----- Rows

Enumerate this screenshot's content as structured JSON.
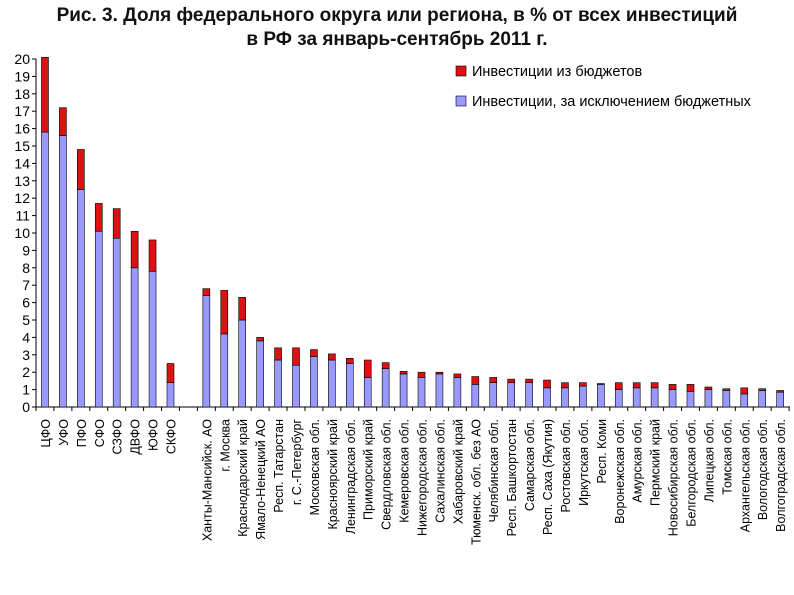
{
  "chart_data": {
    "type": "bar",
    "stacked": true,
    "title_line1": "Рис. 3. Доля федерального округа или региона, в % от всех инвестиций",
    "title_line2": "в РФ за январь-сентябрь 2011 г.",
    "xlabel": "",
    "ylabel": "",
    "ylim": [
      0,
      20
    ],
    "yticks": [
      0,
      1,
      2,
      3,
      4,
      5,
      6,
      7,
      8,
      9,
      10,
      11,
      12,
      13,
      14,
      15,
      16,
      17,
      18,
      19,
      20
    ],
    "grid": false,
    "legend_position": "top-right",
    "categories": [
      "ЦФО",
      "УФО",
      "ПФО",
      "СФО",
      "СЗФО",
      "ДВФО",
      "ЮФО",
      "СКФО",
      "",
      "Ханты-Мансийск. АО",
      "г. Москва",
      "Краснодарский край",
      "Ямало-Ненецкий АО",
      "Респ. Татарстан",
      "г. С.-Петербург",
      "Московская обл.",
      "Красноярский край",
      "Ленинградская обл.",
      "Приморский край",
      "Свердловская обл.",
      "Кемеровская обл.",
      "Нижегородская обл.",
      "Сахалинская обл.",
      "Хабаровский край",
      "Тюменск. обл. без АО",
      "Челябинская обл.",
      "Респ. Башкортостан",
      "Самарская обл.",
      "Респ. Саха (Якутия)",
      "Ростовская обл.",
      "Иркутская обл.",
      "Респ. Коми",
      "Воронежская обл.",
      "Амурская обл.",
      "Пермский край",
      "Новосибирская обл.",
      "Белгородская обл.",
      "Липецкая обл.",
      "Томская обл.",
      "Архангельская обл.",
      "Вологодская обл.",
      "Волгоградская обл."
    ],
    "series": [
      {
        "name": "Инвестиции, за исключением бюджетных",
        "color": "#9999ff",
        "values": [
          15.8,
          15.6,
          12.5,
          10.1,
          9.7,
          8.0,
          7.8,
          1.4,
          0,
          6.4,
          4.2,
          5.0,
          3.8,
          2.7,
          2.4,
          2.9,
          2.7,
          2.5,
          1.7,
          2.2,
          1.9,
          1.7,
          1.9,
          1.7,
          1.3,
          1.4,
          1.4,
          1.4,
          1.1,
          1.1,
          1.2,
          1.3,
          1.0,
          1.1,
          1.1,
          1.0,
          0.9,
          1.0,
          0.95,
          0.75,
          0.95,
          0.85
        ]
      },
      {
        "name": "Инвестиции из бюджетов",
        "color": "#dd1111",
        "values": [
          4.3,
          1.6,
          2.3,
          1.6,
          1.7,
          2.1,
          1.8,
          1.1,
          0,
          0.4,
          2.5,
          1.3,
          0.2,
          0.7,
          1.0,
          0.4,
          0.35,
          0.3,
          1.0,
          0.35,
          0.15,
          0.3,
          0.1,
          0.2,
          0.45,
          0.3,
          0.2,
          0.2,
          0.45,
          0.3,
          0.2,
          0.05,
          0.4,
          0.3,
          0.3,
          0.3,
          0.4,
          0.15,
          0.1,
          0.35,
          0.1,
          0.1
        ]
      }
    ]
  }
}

----------
----- Rows

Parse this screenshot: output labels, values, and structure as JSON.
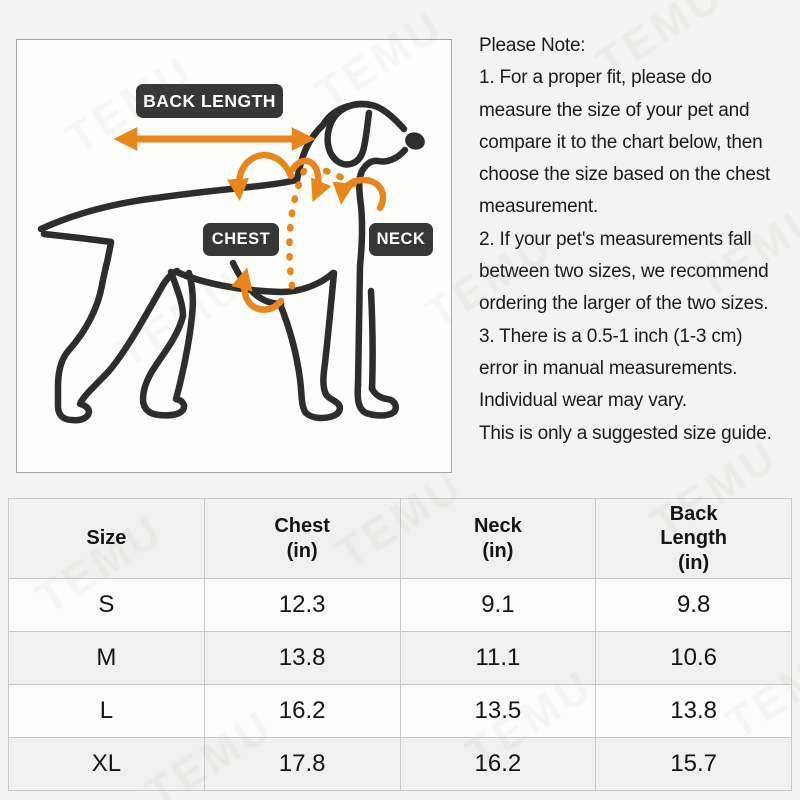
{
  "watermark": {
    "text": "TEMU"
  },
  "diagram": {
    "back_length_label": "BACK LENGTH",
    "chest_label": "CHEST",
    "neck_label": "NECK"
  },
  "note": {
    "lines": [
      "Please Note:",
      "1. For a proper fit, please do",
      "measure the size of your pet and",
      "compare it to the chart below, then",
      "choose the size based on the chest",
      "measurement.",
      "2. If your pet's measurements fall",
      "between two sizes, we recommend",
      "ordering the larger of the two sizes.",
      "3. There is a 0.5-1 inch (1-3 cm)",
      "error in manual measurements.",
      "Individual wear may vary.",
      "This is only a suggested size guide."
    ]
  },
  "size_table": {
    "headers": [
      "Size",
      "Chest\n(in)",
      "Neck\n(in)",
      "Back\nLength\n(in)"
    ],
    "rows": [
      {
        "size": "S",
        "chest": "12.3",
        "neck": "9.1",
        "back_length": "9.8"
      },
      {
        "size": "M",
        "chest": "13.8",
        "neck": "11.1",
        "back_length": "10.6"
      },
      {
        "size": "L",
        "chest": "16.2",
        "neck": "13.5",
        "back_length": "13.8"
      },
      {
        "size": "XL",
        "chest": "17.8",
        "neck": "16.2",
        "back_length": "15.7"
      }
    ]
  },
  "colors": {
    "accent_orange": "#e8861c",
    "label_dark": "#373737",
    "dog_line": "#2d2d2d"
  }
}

----------

Stated problem. Count the lines in the material above where the string "Инвестиции" appears, then state only that count.

Solution. 2